*Figure record listings*:
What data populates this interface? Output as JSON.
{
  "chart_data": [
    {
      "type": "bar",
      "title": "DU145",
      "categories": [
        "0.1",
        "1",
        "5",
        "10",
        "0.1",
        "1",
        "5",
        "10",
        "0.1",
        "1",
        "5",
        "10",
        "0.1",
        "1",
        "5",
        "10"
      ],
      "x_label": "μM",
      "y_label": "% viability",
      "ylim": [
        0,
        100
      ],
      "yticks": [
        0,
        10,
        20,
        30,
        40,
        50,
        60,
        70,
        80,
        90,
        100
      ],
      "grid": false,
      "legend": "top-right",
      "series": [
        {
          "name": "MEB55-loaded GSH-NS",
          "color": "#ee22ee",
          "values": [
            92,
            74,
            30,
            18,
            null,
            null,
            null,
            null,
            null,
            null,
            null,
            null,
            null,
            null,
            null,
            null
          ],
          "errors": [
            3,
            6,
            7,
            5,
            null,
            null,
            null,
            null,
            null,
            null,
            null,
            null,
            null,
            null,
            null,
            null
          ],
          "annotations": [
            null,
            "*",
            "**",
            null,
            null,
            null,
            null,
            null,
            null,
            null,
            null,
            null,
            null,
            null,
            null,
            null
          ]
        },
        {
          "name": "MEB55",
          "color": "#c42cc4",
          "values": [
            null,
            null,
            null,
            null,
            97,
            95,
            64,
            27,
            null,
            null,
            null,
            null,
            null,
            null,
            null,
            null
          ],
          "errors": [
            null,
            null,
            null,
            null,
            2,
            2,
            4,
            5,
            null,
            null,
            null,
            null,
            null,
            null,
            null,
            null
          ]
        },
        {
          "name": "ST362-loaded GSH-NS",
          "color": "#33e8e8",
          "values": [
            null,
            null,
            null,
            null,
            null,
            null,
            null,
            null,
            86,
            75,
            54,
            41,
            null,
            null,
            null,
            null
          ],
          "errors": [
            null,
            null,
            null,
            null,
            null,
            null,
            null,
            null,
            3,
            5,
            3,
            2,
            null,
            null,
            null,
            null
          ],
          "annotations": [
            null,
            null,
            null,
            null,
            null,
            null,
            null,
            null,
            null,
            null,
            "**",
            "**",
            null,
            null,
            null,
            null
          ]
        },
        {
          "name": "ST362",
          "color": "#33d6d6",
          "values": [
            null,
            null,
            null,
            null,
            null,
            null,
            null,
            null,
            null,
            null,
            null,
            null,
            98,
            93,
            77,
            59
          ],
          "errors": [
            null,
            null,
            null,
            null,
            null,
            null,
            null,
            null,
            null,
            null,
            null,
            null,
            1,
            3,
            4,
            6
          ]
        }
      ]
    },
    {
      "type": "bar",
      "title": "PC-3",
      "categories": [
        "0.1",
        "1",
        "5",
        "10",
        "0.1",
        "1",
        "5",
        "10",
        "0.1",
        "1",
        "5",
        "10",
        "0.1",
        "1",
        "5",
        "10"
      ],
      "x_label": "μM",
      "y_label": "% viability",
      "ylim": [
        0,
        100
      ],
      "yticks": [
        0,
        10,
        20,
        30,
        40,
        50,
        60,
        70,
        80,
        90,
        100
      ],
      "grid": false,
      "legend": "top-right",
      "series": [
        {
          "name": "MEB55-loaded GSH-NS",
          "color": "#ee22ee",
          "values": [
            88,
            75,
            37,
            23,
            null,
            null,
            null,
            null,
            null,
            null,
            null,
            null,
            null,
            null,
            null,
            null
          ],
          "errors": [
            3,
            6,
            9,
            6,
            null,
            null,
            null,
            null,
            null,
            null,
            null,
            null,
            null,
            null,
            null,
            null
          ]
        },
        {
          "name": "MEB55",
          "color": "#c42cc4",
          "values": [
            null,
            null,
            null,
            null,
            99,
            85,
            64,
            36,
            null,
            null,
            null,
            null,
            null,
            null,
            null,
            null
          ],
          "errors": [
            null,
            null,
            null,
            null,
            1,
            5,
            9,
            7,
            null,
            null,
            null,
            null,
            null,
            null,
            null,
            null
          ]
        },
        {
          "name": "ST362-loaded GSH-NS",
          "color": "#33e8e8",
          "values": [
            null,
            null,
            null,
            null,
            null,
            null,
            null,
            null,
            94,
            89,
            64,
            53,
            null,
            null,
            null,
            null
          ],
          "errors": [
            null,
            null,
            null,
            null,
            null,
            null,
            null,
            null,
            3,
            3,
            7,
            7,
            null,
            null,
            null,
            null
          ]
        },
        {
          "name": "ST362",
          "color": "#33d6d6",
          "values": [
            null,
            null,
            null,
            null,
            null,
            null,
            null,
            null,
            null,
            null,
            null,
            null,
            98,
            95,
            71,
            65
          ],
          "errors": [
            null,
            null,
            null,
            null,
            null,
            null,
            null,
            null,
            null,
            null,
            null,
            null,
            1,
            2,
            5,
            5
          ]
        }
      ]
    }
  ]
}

*What you will do*: The records above must be output exactly, in full.

*Final result*:
What data populates this interface? Output as JSON.
{
  "chart_data": [
    {
      "type": "bar",
      "title": "DU145",
      "categories": [
        "0.1",
        "1",
        "5",
        "10",
        "0.1",
        "1",
        "5",
        "10",
        "0.1",
        "1",
        "5",
        "10",
        "0.1",
        "1",
        "5",
        "10"
      ],
      "x_label": "μM",
      "y_label": "% viability",
      "ylim": [
        0,
        100
      ],
      "yticks": [
        0,
        10,
        20,
        30,
        40,
        50,
        60,
        70,
        80,
        90,
        100
      ],
      "grid": false,
      "legend": "top-right",
      "series": [
        {
          "name": "MEB55-loaded GSH-NS",
          "color": "#ee22ee",
          "values": [
            92,
            74,
            30,
            18,
            null,
            null,
            null,
            null,
            null,
            null,
            null,
            null,
            null,
            null,
            null,
            null
          ],
          "errors": [
            3,
            6,
            7,
            5,
            null,
            null,
            null,
            null,
            null,
            null,
            null,
            null,
            null,
            null,
            null,
            null
          ],
          "annotations": [
            null,
            "*",
            "**",
            null,
            null,
            null,
            null,
            null,
            null,
            null,
            null,
            null,
            null,
            null,
            null,
            null
          ]
        },
        {
          "name": "MEB55",
          "color": "#c42cc4",
          "values": [
            null,
            null,
            null,
            null,
            97,
            95,
            64,
            27,
            null,
            null,
            null,
            null,
            null,
            null,
            null,
            null
          ],
          "errors": [
            null,
            null,
            null,
            null,
            2,
            2,
            4,
            5,
            null,
            null,
            null,
            null,
            null,
            null,
            null,
            null
          ]
        },
        {
          "name": "ST362-loaded GSH-NS",
          "color": "#33e8e8",
          "values": [
            null,
            null,
            null,
            null,
            null,
            null,
            null,
            null,
            86,
            75,
            54,
            41,
            null,
            null,
            null,
            null
          ],
          "errors": [
            null,
            null,
            null,
            null,
            null,
            null,
            null,
            null,
            3,
            5,
            3,
            2,
            null,
            null,
            null,
            null
          ],
          "annotations": [
            null,
            null,
            null,
            null,
            null,
            null,
            null,
            null,
            null,
            null,
            "**",
            "**",
            null,
            null,
            null,
            null
          ]
        },
        {
          "name": "ST362",
          "color": "#33d6d6",
          "values": [
            null,
            null,
            null,
            null,
            null,
            null,
            null,
            null,
            null,
            null,
            null,
            null,
            98,
            93,
            77,
            59
          ],
          "errors": [
            null,
            null,
            null,
            null,
            null,
            null,
            null,
            null,
            null,
            null,
            null,
            null,
            1,
            3,
            4,
            6
          ]
        }
      ]
    },
    {
      "type": "bar",
      "title": "PC-3",
      "categories": [
        "0.1",
        "1",
        "5",
        "10",
        "0.1",
        "1",
        "5",
        "10",
        "0.1",
        "1",
        "5",
        "10",
        "0.1",
        "1",
        "5",
        "10"
      ],
      "x_label": "μM",
      "y_label": "% viability",
      "ylim": [
        0,
        100
      ],
      "yticks": [
        0,
        10,
        20,
        30,
        40,
        50,
        60,
        70,
        80,
        90,
        100
      ],
      "grid": false,
      "legend": "top-right",
      "series": [
        {
          "name": "MEB55-loaded GSH-NS",
          "color": "#ee22ee",
          "values": [
            88,
            75,
            37,
            23,
            null,
            null,
            null,
            null,
            null,
            null,
            null,
            null,
            null,
            null,
            null,
            null
          ],
          "errors": [
            3,
            6,
            9,
            6,
            null,
            null,
            null,
            null,
            null,
            null,
            null,
            null,
            null,
            null,
            null,
            null
          ]
        },
        {
          "name": "MEB55",
          "color": "#c42cc4",
          "values": [
            null,
            null,
            null,
            null,
            99,
            85,
            64,
            36,
            null,
            null,
            null,
            null,
            null,
            null,
            null,
            null
          ],
          "errors": [
            null,
            null,
            null,
            null,
            1,
            5,
            9,
            7,
            null,
            null,
            null,
            null,
            null,
            null,
            null,
            null
          ]
        },
        {
          "name": "ST362-loaded GSH-NS",
          "color": "#33e8e8",
          "values": [
            null,
            null,
            null,
            null,
            null,
            null,
            null,
            null,
            94,
            89,
            64,
            53,
            null,
            null,
            null,
            null
          ],
          "errors": [
            null,
            null,
            null,
            null,
            null,
            null,
            null,
            null,
            3,
            3,
            7,
            7,
            null,
            null,
            null,
            null
          ]
        },
        {
          "name": "ST362",
          "color": "#33d6d6",
          "values": [
            null,
            null,
            null,
            null,
            null,
            null,
            null,
            null,
            null,
            null,
            null,
            null,
            98,
            95,
            71,
            65
          ],
          "errors": [
            null,
            null,
            null,
            null,
            null,
            null,
            null,
            null,
            null,
            null,
            null,
            null,
            1,
            2,
            5,
            5
          ]
        }
      ]
    }
  ]
}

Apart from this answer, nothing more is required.